• WORK TO COMPLETE: Extract every line that contains the string "copies".

####

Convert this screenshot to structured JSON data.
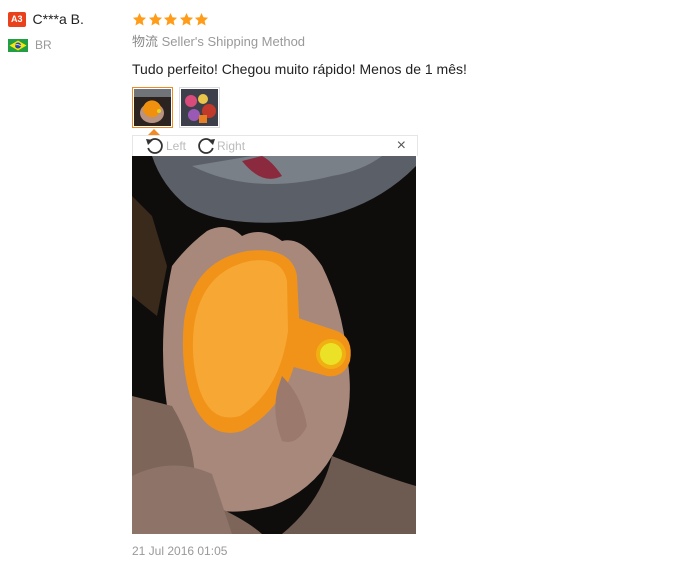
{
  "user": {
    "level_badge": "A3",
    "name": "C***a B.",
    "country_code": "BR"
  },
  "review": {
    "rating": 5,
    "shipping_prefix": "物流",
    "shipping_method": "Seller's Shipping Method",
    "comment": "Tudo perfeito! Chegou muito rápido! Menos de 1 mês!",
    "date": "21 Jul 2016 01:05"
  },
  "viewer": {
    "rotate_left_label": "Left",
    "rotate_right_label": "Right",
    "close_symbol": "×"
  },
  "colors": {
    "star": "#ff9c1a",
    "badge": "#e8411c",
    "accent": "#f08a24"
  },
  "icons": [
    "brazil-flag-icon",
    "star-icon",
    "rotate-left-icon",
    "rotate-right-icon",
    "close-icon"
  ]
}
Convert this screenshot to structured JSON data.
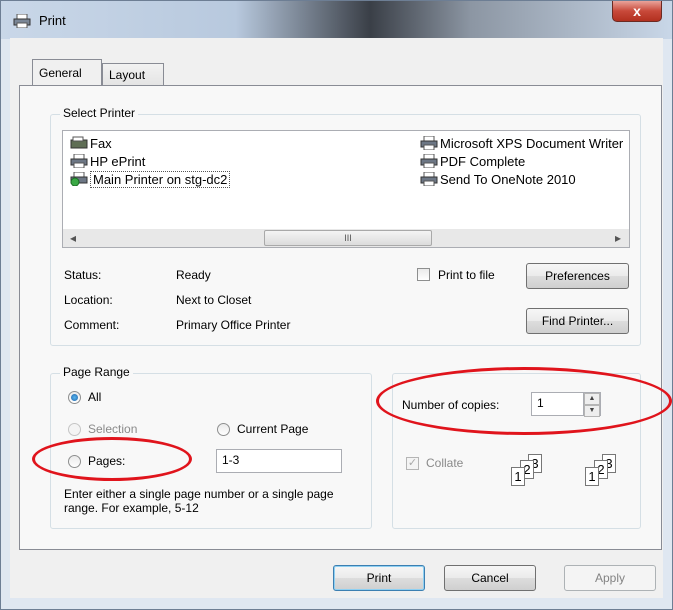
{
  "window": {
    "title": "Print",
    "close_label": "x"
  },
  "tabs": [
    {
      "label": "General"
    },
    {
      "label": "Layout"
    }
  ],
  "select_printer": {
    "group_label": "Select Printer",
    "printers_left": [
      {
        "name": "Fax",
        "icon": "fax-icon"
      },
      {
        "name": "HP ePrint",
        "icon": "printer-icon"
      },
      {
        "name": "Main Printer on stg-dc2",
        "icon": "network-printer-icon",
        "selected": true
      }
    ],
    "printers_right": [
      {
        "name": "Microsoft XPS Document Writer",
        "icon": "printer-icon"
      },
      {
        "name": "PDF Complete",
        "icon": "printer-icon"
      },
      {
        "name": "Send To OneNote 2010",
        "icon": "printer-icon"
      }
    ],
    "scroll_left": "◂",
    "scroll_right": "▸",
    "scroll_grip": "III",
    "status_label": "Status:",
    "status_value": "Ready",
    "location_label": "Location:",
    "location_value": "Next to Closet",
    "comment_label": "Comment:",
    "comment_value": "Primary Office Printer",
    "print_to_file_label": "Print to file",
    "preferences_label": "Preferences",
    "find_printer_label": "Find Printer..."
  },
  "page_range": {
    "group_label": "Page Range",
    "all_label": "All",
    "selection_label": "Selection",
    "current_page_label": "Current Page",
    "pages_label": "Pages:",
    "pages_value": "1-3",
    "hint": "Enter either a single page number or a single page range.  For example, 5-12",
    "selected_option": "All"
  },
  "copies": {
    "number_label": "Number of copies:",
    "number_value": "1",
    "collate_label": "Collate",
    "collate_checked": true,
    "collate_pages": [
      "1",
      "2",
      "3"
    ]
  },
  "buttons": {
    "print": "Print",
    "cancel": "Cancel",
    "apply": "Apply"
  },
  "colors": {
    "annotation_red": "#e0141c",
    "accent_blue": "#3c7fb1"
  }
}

####

• WRITTEN ANSWER:
  "copies": {
    "number_label": "Number of copies:",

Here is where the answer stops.